§ **Problem statement**
Find the line that contains "OCR this image.". Output it and every line after it to the end of the records, exactly as they appear.

- - -

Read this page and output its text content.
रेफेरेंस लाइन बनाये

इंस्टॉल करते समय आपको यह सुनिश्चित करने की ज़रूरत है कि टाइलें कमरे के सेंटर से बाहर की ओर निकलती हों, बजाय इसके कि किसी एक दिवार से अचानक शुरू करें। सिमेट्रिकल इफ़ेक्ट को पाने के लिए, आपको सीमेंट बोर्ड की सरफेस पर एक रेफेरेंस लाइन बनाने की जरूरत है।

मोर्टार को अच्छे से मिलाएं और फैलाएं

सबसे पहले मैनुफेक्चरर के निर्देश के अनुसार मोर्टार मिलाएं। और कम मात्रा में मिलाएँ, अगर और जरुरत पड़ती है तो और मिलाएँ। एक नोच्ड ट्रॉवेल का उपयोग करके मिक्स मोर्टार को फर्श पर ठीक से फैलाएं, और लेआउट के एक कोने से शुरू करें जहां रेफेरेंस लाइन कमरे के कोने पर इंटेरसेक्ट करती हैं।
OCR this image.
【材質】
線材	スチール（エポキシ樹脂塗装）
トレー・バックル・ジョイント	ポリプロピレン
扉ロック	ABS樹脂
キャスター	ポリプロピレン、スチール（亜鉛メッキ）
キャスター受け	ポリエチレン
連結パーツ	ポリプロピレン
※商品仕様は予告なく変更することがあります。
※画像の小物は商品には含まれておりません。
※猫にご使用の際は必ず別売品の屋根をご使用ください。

- - -

§ **Answer**
OCR this image.
【材質】
線材	スチール（エポキシ樹脂塗装）
トレー・バックル・ジョイント	ポリプロピレン
扉ロック	ABS樹脂
キャスター	ポリプロピレン、スチール（亜鉛メッキ）
キャスター受け	ポリエチレン
連結パーツ	ポリプロピレン
※商品仕様は予告なく変更することがあります。
※画像の小物は商品には含まれておりません。
※猫にご使用の際は必ず別売品の屋根をご使用ください。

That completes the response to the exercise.